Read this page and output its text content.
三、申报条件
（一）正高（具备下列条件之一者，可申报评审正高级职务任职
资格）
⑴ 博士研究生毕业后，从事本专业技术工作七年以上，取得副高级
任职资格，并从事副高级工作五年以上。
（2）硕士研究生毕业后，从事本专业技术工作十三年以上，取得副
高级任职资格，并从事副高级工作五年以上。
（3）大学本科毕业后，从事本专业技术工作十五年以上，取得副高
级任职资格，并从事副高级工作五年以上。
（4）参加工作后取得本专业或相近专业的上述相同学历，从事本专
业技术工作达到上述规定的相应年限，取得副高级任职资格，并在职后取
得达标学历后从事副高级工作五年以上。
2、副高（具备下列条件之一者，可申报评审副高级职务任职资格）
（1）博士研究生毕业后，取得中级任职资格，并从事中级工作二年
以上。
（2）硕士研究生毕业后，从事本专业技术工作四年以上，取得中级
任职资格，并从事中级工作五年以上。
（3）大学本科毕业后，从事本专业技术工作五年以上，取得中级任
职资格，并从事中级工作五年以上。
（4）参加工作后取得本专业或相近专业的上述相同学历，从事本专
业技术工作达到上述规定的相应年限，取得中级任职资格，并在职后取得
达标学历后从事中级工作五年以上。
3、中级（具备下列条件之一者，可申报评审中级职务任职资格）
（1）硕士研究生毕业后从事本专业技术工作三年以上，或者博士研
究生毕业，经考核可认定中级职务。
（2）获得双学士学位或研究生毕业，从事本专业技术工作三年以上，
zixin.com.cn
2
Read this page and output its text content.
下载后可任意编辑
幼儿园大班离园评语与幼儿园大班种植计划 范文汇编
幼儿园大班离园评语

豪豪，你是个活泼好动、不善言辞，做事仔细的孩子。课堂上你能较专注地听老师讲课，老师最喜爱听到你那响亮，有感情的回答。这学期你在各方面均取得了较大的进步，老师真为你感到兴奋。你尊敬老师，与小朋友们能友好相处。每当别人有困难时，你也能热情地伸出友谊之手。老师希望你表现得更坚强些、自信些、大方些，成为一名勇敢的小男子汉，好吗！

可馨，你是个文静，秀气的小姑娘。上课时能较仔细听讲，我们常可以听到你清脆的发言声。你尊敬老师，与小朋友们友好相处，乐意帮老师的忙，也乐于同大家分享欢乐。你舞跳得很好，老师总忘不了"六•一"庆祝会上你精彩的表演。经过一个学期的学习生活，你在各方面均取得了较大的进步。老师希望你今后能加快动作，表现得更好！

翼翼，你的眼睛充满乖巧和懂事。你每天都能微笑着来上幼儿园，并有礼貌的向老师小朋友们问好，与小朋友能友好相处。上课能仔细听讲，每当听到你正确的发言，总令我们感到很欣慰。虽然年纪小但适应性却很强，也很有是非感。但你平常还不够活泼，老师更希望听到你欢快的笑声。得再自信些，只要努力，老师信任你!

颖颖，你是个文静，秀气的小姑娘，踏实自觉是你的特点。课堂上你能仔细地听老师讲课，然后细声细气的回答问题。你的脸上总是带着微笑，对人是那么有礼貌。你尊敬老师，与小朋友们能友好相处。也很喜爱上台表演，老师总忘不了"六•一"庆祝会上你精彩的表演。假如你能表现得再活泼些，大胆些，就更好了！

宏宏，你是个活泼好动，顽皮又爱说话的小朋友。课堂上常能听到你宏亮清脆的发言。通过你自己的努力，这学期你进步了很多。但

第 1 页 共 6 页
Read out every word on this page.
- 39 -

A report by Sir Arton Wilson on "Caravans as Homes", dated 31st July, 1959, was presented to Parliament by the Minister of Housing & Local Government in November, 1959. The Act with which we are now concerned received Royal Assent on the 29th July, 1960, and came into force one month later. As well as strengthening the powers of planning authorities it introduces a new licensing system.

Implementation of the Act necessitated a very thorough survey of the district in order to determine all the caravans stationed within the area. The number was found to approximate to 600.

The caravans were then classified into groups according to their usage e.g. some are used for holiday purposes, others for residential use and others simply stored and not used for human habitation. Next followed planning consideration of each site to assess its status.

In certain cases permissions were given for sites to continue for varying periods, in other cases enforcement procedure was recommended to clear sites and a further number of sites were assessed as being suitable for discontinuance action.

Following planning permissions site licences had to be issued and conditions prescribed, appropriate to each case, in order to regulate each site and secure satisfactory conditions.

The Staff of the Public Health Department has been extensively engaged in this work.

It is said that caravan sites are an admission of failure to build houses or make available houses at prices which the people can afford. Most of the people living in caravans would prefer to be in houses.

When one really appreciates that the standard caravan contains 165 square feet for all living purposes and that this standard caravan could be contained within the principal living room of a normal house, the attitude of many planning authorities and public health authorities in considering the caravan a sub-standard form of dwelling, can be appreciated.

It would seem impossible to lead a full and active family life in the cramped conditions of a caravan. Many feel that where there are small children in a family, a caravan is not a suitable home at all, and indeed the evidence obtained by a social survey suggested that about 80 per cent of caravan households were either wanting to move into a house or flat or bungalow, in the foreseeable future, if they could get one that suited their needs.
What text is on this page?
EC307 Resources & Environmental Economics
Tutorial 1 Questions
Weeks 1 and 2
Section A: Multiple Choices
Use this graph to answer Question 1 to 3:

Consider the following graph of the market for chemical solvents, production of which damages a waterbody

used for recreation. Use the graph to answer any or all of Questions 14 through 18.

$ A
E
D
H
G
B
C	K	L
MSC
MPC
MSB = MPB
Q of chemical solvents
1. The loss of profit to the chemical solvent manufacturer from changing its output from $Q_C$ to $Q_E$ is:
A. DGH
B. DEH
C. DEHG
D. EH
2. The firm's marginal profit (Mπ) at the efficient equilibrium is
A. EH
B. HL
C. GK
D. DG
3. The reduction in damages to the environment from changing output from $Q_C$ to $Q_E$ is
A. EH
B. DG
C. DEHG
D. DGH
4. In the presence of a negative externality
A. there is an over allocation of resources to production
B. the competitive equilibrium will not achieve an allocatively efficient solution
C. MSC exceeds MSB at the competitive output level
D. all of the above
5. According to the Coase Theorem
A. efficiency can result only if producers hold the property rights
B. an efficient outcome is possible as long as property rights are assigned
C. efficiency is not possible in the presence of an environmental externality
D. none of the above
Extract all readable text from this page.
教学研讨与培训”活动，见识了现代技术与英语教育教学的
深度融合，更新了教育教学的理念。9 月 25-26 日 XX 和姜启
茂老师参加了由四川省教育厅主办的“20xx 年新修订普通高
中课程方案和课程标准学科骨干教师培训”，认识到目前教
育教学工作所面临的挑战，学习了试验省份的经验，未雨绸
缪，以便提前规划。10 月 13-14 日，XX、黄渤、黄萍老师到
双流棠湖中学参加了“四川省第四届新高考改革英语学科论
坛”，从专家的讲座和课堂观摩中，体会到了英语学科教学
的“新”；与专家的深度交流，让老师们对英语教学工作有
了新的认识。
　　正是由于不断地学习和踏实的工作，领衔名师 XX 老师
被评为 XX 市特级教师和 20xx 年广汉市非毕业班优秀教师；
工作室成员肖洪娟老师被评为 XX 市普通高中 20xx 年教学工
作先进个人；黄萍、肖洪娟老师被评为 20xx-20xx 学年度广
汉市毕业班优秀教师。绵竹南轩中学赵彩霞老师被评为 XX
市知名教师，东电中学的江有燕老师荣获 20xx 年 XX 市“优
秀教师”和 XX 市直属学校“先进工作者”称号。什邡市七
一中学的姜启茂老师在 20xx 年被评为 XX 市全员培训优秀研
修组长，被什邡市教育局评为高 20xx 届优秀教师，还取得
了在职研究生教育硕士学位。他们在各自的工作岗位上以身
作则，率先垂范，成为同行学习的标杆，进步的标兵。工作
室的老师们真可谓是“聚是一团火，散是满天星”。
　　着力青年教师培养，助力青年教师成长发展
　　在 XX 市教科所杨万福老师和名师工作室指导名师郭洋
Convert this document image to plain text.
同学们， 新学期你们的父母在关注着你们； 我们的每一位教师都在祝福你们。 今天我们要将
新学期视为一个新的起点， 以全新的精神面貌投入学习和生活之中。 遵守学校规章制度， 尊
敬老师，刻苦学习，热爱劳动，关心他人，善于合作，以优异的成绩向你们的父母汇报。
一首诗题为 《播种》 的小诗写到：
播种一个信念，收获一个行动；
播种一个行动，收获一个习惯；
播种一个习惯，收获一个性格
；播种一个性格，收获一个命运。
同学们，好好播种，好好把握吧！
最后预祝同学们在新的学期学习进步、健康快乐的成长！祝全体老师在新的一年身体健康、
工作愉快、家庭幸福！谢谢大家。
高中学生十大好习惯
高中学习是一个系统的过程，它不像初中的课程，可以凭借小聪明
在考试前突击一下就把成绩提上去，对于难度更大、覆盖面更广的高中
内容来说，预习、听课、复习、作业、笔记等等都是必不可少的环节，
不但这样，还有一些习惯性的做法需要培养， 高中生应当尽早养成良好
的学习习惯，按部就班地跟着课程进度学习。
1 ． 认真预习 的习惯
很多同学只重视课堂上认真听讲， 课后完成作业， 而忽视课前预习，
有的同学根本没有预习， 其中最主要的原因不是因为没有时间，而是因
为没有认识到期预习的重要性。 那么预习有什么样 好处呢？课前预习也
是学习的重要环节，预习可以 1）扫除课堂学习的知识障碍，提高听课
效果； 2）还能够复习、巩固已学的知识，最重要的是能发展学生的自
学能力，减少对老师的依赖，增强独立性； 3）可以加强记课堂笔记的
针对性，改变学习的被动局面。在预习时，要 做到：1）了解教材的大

STATED TASK — Quote only the lines from the line containing "Convert this document image to plain text." through the end of the entries, keeping the first and the last.

RESULT OF THE TASK —
Convert this document image to plain text.
同学们， 新学期你们的父母在关注着你们； 我们的每一位教师都在祝福你们。 今天我们要将
新学期视为一个新的起点， 以全新的精神面貌投入学习和生活之中。 遵守学校规章制度， 尊
敬老师，刻苦学习，热爱劳动，关心他人，善于合作，以优异的成绩向你们的父母汇报。
一首诗题为 《播种》 的小诗写到：
播种一个信念，收获一个行动；
播种一个行动，收获一个习惯；
播种一个习惯，收获一个性格
；播种一个性格，收获一个命运。
同学们，好好播种，好好把握吧！
最后预祝同学们在新的学期学习进步、健康快乐的成长！祝全体老师在新的一年身体健康、
工作愉快、家庭幸福！谢谢大家。
高中学生十大好习惯
高中学习是一个系统的过程，它不像初中的课程，可以凭借小聪明
在考试前突击一下就把成绩提上去，对于难度更大、覆盖面更广的高中
内容来说，预习、听课、复习、作业、笔记等等都是必不可少的环节，
不但这样，还有一些习惯性的做法需要培养， 高中生应当尽早养成良好
的学习习惯，按部就班地跟着课程进度学习。
1 ． 认真预习 的习惯
很多同学只重视课堂上认真听讲， 课后完成作业， 而忽视课前预习，
有的同学根本没有预习， 其中最主要的原因不是因为没有时间，而是因
为没有认识到期预习的重要性。 那么预习有什么样 好处呢？课前预习也
是学习的重要环节，预习可以 1）扫除课堂学习的知识障碍，提高听课
效果； 2）还能够复习、巩固已学的知识，最重要的是能发展学生的自
学能力，减少对老师的依赖，增强独立性； 3）可以加强记课堂笔记的
针对性，改变学习的被动局面。在预习时，要 做到：1）了解教材的大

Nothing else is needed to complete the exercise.